→ THE TASK
What follows is a set of records, each of which is to be written out exactly.

Data items
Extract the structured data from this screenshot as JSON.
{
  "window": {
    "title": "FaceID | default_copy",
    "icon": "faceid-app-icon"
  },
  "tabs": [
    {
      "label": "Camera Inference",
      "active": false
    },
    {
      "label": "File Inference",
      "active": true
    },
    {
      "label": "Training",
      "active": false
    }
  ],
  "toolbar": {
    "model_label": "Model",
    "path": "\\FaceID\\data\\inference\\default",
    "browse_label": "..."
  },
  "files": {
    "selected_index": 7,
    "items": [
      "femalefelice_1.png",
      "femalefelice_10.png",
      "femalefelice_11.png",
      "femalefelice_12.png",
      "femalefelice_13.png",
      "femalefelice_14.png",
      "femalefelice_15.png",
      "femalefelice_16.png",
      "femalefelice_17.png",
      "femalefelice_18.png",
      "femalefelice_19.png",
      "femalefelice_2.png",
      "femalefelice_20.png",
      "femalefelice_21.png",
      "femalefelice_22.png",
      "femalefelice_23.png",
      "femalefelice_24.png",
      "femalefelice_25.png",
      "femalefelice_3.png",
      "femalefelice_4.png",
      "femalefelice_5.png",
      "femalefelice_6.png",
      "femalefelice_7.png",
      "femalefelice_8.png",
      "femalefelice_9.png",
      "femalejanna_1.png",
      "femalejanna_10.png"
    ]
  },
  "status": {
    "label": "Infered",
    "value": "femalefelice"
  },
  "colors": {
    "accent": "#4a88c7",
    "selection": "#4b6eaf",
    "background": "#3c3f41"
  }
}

→ RESPONSE TO THE EXERCISE
Extract the structured data from this screenshot as JSON.
{
  "window": {
    "title": "FaceID | default_copy",
    "icon": "faceid-app-icon"
  },
  "tabs": [
    {
      "label": "Camera Inference",
      "active": false
    },
    {
      "label": "File Inference",
      "active": true
    },
    {
      "label": "Training",
      "active": false
    }
  ],
  "toolbar": {
    "model_label": "Model",
    "path": "\\FaceID\\data\\inference\\default",
    "browse_label": "..."
  },
  "files": {
    "selected_index": 7,
    "items": [
      "femalefelice_1.png",
      "femalefelice_10.png",
      "femalefelice_11.png",
      "femalefelice_12.png",
      "femalefelice_13.png",
      "femalefelice_14.png",
      "femalefelice_15.png",
      "femalefelice_16.png",
      "femalefelice_17.png",
      "femalefelice_18.png",
      "femalefelice_19.png",
      "femalefelice_2.png",
      "femalefelice_20.png",
      "femalefelice_21.png",
      "femalefelice_22.png",
      "femalefelice_23.png",
      "femalefelice_24.png",
      "femalefelice_25.png",
      "femalefelice_3.png",
      "femalefelice_4.png",
      "femalefelice_5.png",
      "femalefelice_6.png",
      "femalefelice_7.png",
      "femalefelice_8.png",
      "femalefelice_9.png",
      "femalejanna_1.png",
      "femalejanna_10.png"
    ]
  },
  "status": {
    "label": "Infered",
    "value": "femalefelice"
  },
  "colors": {
    "accent": "#4a88c7",
    "selection": "#4b6eaf",
    "background": "#3c3f41"
  }
}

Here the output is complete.